┌─ Data supplied

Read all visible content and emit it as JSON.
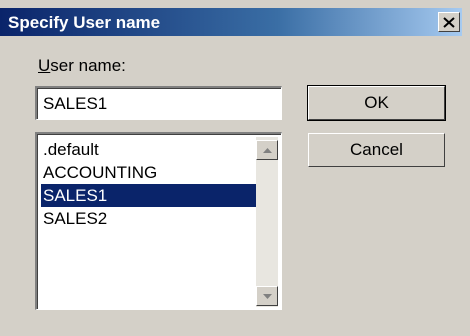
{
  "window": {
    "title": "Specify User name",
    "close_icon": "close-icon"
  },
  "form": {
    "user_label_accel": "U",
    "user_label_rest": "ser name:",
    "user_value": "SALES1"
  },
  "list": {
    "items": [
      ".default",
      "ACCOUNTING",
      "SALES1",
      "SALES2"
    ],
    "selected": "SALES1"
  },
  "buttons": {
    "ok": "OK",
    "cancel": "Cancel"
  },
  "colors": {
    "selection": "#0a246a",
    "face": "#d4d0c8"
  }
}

└─
┌─ Data supplied

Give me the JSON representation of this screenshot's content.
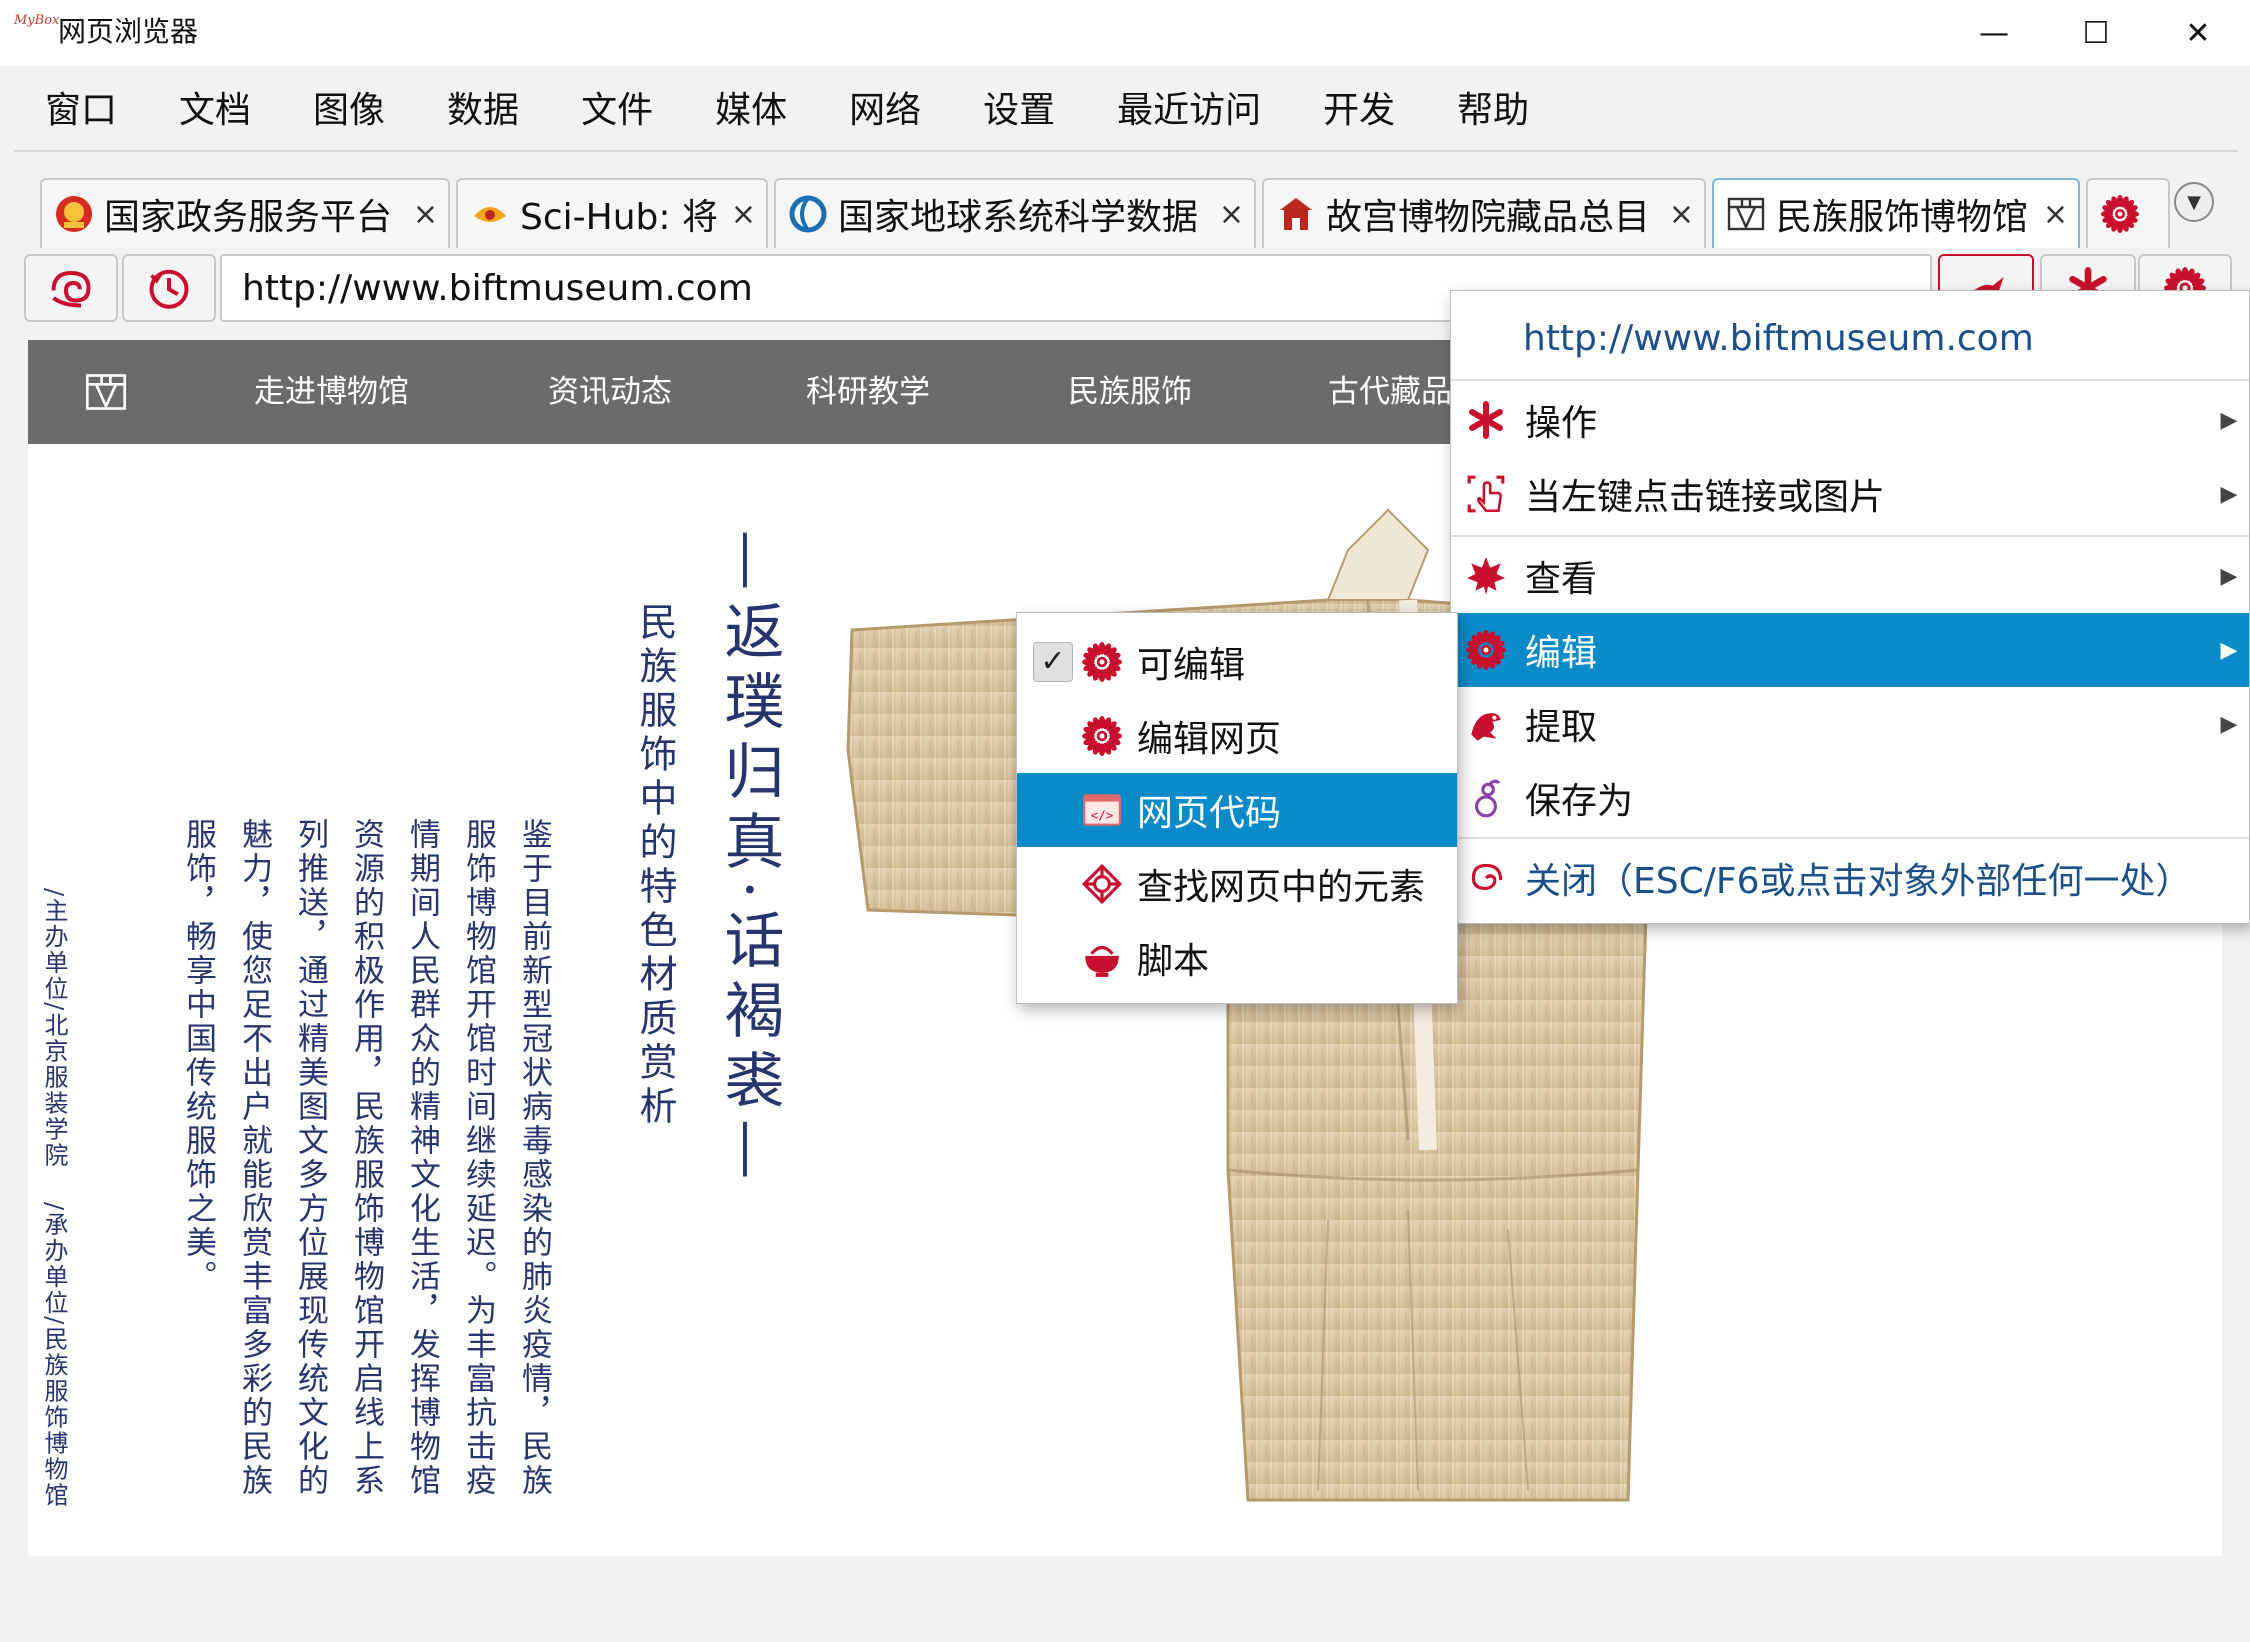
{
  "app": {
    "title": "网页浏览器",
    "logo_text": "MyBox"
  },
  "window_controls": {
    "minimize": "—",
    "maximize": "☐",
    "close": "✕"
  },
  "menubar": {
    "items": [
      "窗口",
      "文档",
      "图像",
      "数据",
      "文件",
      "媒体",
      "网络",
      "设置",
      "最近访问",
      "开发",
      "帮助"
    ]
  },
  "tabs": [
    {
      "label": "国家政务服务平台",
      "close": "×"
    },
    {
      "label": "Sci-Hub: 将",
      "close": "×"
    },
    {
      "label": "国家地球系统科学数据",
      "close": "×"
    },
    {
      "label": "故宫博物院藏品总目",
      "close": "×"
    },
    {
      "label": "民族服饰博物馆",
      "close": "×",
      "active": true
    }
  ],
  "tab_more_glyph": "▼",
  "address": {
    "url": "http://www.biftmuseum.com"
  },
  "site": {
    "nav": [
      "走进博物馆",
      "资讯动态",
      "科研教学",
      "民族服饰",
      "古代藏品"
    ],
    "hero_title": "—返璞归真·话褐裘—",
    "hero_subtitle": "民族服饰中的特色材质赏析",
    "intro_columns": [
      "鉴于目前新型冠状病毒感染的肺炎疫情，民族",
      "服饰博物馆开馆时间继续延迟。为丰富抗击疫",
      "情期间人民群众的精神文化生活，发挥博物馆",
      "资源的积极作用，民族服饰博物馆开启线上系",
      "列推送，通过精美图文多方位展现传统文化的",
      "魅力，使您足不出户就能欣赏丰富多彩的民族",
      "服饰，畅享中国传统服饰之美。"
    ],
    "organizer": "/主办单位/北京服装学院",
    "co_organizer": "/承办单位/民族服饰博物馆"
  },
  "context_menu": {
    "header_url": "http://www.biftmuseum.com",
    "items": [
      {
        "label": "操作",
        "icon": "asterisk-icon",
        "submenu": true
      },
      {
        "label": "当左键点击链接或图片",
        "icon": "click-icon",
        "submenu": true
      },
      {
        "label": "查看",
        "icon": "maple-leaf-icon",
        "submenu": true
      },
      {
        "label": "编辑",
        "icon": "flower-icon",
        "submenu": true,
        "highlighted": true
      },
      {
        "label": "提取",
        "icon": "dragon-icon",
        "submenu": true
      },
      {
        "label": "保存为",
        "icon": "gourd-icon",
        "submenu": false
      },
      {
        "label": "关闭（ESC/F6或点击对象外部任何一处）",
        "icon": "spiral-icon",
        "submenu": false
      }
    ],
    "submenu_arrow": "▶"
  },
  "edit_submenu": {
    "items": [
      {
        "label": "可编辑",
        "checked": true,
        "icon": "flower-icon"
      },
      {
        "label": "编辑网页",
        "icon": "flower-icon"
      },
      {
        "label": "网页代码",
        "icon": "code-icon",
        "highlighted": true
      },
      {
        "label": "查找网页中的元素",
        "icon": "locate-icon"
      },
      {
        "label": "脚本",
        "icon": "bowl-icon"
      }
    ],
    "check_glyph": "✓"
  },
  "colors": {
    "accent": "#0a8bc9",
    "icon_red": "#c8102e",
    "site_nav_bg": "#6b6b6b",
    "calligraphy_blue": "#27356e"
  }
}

└─

[Short problem]: Filter the records above and return every line that holds the word "content".

[Response to this exercise]:
Read all visible content and emit it as JSON.
Give me the JSON representation of this screenshot's content.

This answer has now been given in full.